Collected data entries:
==*==

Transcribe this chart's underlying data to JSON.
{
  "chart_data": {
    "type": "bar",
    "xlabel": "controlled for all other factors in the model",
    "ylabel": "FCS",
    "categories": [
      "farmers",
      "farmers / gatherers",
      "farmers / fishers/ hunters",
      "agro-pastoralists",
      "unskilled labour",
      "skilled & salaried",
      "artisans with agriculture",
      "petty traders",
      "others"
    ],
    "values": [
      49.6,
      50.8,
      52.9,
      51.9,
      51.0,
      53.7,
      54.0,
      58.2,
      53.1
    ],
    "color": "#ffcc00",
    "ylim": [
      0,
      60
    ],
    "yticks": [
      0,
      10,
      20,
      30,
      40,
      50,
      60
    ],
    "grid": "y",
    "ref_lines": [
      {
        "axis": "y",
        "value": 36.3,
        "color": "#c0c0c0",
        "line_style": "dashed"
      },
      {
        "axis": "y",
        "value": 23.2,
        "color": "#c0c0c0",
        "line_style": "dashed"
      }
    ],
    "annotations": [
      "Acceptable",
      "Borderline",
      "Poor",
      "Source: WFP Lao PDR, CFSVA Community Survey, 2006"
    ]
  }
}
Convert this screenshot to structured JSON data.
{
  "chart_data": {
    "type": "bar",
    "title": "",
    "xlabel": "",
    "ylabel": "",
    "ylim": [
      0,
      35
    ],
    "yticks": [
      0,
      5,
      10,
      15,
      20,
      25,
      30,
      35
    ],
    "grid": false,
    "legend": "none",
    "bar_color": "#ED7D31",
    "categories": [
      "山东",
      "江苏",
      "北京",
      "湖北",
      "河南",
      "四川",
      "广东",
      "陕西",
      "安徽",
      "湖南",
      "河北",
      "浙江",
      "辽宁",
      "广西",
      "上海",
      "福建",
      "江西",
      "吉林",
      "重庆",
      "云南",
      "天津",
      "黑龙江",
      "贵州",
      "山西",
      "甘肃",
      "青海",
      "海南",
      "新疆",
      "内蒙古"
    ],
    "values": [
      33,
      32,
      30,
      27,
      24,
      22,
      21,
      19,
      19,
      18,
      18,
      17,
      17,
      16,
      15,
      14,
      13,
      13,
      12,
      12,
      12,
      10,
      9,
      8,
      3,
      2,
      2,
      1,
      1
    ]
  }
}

==*==

Begin at the line containing "Convert this screenshot" and reproduce each line through the end of the records above.

Convert this screenshot to structured JSON data.
{
  "chart_data": {
    "type": "bar",
    "title": "",
    "xlabel": "",
    "ylabel": "",
    "ylim": [
      0,
      35
    ],
    "yticks": [
      0,
      5,
      10,
      15,
      20,
      25,
      30,
      35
    ],
    "grid": false,
    "legend": "none",
    "bar_color": "#ED7D31",
    "categories": [
      "山东",
      "江苏",
      "北京",
      "湖北",
      "河南",
      "四川",
      "广东",
      "陕西",
      "安徽",
      "湖南",
      "河北",
      "浙江",
      "辽宁",
      "广西",
      "上海",
      "福建",
      "江西",
      "吉林",
      "重庆",
      "云南",
      "天津",
      "黑龙江",
      "贵州",
      "山西",
      "甘肃",
      "青海",
      "海南",
      "新疆",
      "内蒙古"
    ],
    "values": [
      33,
      32,
      30,
      27,
      24,
      22,
      21,
      19,
      19,
      18,
      18,
      17,
      17,
      16,
      15,
      14,
      13,
      13,
      12,
      12,
      12,
      10,
      9,
      8,
      3,
      2,
      2,
      1,
      1
    ]
  }
}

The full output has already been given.